Treatment centers can often continue the admissions process while authorization is pending, ensuring that administrative delays do not prevent patients from beginning treatment when they are ready. In many cases, a verbal authorization is obtained within 24 hours, allowing admission to proceed while formal written authorization follows.
Expedited Reviews for Urgent Cases
When a patient needs immediate treatment due to active withdrawal, suicidal ideation, or other urgent clinical circumstances, expedited pre-authorization reviews are available. Expedited reviews must be completed within 72 hours under federal regulations and within 24 hours for urgent cases under California law.
To trigger an expedited review, the treatment center documents the urgent nature of the clinical situation and communicates this to the insurer's utilization review team. The clinical documentation should clearly articulate the risks of delaying treatment, such as medical complications from unsupervised withdrawal, risk of self-harm, or progressive deterioration.
Concurrent Reviews During Treatment
Pre-authorization does not end at admission. Throughout your treatment, your insurer conducts concurrent reviews to reassess whether continued care at the current level remains medically necessary. Concurrent reviews are one of the most important and sometimes challenging aspects of the insurance process for addiction treatment.

# [TASK DESCRIPTION]
Please say whether each statement agrees with the text on pre-authorization reviews, answering yes or no and quoting the words of the text that decide it.
1. Under California law, expedited reviews for urgent cases must be completed within 24 hours.
2. Insurers stop reviewing a patient's care once the patient has been admitted.
3. Admission has to wait until the formal written authorization arrives.
The items that come next are not needed.

# [RECORDS PROVIDED]
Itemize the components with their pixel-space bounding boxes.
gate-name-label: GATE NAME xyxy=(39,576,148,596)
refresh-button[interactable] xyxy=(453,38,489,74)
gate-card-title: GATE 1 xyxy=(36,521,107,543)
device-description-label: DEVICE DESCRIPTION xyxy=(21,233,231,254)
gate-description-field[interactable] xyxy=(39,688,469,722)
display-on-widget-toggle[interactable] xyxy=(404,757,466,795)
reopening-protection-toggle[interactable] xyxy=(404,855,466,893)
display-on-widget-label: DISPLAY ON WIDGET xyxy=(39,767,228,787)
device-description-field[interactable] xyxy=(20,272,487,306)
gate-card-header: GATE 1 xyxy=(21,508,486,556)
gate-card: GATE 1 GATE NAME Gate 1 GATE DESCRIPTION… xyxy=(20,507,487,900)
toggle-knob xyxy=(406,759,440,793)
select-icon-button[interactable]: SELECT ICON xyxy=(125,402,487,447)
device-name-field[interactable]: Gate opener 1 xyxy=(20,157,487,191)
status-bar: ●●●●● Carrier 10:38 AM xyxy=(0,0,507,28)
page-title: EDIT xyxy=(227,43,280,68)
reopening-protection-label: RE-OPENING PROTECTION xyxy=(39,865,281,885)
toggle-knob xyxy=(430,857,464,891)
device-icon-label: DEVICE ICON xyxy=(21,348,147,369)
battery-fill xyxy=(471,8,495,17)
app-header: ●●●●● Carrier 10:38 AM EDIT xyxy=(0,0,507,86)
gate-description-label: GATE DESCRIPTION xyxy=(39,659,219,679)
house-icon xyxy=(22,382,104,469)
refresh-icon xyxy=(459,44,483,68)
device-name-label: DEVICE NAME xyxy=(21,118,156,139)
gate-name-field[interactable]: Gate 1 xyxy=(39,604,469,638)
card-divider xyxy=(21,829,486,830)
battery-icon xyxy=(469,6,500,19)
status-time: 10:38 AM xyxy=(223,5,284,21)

# [WRITTEN RESPONSE]
1. Yes: "within 24 hours for urgent cases under California law"
2. No: "Pre-authorization does not end at admission. Throughout your treatment, your insurer conducts concurrent reviews"
3. No: "allowing admission to proceed while formal written authorization follows"